- **Excerpted passage**:
On May 14, the first motif was finished and done! After more than two months! But this was mainly due to me having to wait for weeks on end (six weeks in total!) for the threads. In the end, however, I liked what I saw.
First Motif Finished
I had to re-draw the lines of the second motif with ink, because the iron-on transfer wasn't visible in some places. After my experiences with transfers so far, I still don't know how to solve this problem. The iron-on pencil by DEKA proved a failure in my case, despite a few quite successful test runs. Either the lines come out smudged ... or the centre of the motif is clearly visible, yet fading to invisibility towards the edges ... or the transparent paper blisters ... you never can rely on the outcome! Maybe the fine tip iron-on pen by Sublime Stitching, praised so strongly by Mary Corbet, would in fact be the best solution. The point is, that I don't have enough money for the time being to pay $ 15 shipping, when the pen itself is a miserly $ 6.75, much less do I have the money to buy more than one pen.

- **What this exercise asks**:
1. Answer these questions from the embroidery passage:
(a) On what date was the first motif finished?
(b) How many weeks in total did the writer wait for the threads?
(c) What shipping cost does the writer mention for the Sublime Stitching pen?
2. Reproduce part of the embroidery passage word for word, beginning at the words "On May 14, the" and stopping after "what I saw.".
3. Extend the embroidery passage, picking up right after its final sentence.
The records that follow have no connection to the embroidery passage.

Layout annotation records:
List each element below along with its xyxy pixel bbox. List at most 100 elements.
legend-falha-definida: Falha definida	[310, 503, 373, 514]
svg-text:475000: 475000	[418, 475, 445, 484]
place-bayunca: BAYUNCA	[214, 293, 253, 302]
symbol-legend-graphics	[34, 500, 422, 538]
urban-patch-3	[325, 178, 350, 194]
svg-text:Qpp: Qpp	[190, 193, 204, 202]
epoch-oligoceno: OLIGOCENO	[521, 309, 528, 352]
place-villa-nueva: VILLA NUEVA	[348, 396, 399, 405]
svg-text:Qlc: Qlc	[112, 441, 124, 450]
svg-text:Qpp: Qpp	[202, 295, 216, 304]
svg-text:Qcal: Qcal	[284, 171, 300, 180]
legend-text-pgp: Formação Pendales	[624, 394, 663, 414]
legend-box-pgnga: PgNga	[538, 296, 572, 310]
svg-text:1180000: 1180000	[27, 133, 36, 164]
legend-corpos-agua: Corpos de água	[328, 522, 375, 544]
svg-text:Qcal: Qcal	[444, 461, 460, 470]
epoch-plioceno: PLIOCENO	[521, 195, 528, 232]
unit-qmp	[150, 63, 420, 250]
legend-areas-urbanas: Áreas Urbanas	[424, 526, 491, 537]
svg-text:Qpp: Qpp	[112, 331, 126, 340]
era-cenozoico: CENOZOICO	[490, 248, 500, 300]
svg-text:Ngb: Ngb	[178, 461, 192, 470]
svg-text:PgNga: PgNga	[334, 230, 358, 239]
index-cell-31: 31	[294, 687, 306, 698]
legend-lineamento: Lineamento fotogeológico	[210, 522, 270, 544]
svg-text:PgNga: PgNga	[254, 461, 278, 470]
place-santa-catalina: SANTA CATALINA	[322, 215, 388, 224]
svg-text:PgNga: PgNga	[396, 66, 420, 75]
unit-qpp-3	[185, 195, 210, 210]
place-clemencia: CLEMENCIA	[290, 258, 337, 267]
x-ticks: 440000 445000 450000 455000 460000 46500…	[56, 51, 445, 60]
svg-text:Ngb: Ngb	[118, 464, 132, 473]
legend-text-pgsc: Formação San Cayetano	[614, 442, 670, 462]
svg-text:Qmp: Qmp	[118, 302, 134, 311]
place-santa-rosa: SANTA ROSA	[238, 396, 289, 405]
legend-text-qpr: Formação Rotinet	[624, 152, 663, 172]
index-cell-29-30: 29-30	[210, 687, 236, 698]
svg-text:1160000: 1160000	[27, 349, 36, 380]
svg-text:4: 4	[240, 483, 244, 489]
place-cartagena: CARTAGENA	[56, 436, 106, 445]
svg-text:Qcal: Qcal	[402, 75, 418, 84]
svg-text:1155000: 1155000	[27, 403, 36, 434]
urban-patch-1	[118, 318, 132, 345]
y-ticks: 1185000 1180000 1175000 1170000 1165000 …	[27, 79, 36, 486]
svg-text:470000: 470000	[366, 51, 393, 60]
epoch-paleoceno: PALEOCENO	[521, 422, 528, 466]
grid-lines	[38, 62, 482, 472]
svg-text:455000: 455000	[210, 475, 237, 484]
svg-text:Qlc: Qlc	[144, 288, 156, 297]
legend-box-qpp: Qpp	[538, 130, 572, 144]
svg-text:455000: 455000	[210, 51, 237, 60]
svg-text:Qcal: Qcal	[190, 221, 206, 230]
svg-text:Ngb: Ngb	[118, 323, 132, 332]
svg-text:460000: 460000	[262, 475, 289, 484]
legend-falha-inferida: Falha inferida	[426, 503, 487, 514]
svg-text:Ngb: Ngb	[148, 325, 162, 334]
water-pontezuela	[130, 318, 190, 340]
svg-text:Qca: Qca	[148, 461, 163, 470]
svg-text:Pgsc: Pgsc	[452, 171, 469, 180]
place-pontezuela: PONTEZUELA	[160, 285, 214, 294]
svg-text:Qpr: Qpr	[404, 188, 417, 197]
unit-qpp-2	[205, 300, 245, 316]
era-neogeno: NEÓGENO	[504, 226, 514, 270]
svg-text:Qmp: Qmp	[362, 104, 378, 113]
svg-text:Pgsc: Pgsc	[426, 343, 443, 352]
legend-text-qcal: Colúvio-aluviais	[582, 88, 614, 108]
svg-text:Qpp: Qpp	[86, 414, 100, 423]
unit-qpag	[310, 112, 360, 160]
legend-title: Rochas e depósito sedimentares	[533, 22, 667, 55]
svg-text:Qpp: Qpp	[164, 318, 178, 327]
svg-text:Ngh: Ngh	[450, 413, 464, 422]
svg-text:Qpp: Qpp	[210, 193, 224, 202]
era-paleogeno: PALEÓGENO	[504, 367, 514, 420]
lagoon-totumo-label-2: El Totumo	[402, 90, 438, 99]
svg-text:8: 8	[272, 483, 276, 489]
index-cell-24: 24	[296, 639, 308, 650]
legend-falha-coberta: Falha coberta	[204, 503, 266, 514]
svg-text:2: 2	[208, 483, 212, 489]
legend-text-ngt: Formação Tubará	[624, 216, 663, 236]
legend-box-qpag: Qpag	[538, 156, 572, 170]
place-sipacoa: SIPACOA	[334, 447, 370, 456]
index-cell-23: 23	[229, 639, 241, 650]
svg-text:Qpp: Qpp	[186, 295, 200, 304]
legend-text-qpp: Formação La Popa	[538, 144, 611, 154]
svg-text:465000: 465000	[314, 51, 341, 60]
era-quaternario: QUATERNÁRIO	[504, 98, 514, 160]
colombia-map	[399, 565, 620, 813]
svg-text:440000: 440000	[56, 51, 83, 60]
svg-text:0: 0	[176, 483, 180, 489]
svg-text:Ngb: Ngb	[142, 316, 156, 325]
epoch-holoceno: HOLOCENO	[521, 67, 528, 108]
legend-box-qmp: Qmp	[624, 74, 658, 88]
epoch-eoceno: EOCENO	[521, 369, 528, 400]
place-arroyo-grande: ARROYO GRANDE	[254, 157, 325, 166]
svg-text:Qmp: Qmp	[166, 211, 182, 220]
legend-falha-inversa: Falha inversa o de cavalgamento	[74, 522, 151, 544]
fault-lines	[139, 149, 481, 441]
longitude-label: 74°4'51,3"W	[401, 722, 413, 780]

- **Exercise results**:
1.
(a) May 14
(b) Six weeks
(c) $15

2.
On May 14, the first motif was finished and done! After more than two months! But this was mainly due to me having to wait for weeks on end (six weeks in total!) for the threads. In the end, however, I liked what I saw.

3.
Someone on facebook wrote, forget all other methods, today we all use lightboxes. I agree that tracing on a lightbox is a great and absolutely reliable method - provided the fabric is suitable for tracing. All relatively smooth fabrics, such as smooth linens or calico, are, but Jobelan and other coarser weaved fabrics cause the pen or pencil to jolt across the threads, resulting in wobbly lines. Carbon paper again doesn't qualify for a transfer where the design has to be placed exactly at a certain spot, as is the case with this sampler.
In this case, the ink lines came out somewhat distorted or even misplaced, but overall it was ok. The background would be covered entirely, and pearl cotton #8 is still thick enough to cover minor mistakes in the outlines.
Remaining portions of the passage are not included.